## Start Records supplied

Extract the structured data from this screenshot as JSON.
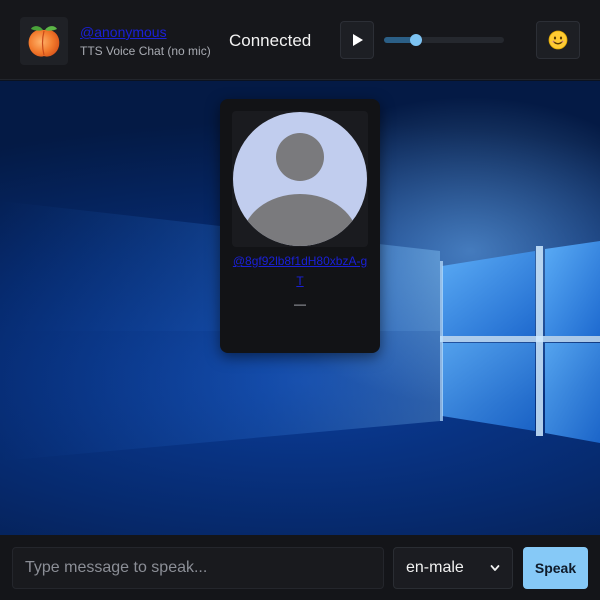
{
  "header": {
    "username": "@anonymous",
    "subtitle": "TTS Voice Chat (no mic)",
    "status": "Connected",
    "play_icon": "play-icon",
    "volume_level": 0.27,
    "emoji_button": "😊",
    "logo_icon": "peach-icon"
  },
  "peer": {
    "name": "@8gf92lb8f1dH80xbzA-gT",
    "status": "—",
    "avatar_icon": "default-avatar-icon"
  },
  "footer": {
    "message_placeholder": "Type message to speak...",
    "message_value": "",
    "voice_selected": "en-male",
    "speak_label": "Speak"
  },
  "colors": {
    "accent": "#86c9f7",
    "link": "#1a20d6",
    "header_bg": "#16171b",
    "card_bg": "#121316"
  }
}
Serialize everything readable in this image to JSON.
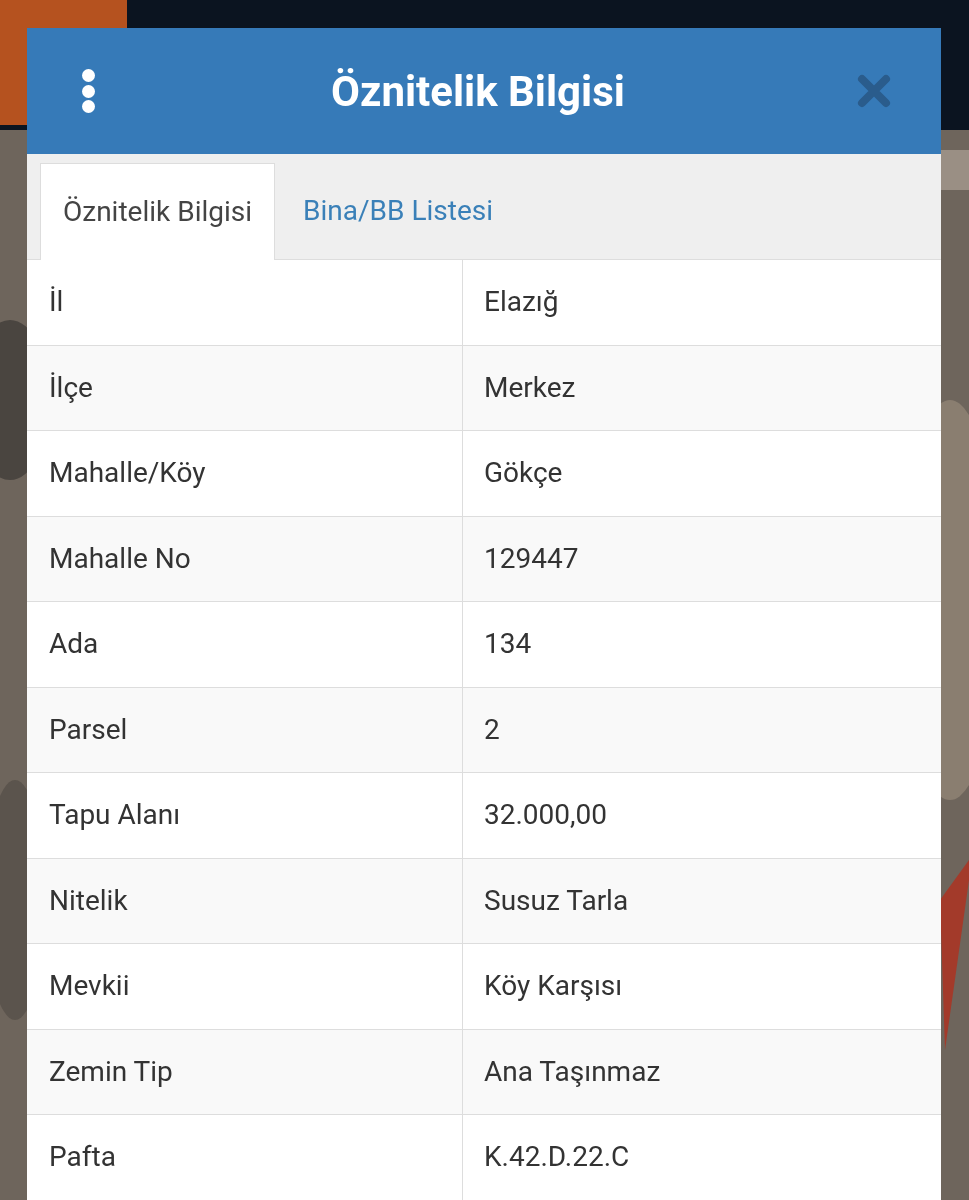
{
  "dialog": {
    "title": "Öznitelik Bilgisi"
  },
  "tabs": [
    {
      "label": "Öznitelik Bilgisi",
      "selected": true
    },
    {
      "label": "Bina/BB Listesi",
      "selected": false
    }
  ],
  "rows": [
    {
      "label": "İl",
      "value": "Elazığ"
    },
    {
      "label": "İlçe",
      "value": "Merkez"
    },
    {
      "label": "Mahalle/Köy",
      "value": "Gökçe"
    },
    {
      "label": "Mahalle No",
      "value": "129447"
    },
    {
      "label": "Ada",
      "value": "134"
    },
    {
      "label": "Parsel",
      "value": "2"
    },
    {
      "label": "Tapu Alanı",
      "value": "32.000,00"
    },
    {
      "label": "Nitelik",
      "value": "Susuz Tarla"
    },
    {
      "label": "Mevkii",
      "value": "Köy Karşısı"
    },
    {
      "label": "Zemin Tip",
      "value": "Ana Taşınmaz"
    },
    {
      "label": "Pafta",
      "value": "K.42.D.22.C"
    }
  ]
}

## End Records supplied

> Stated goal
Each line from the one bearing "Serialize everything readable" through the final line of the records is to be copied exactly, and no pictures are to be included.

> Task answer
Serialize everything readable in this image to JSON.
{
  "dialog": {
    "title": "Öznitelik Bilgisi"
  },
  "tabs": [
    {
      "label": "Öznitelik Bilgisi",
      "selected": true
    },
    {
      "label": "Bina/BB Listesi",
      "selected": false
    }
  ],
  "rows": [
    {
      "label": "İl",
      "value": "Elazığ"
    },
    {
      "label": "İlçe",
      "value": "Merkez"
    },
    {
      "label": "Mahalle/Köy",
      "value": "Gökçe"
    },
    {
      "label": "Mahalle No",
      "value": "129447"
    },
    {
      "label": "Ada",
      "value": "134"
    },
    {
      "label": "Parsel",
      "value": "2"
    },
    {
      "label": "Tapu Alanı",
      "value": "32.000,00"
    },
    {
      "label": "Nitelik",
      "value": "Susuz Tarla"
    },
    {
      "label": "Mevkii",
      "value": "Köy Karşısı"
    },
    {
      "label": "Zemin Tip",
      "value": "Ana Taşınmaz"
    },
    {
      "label": "Pafta",
      "value": "K.42.D.22.C"
    }
  ]
}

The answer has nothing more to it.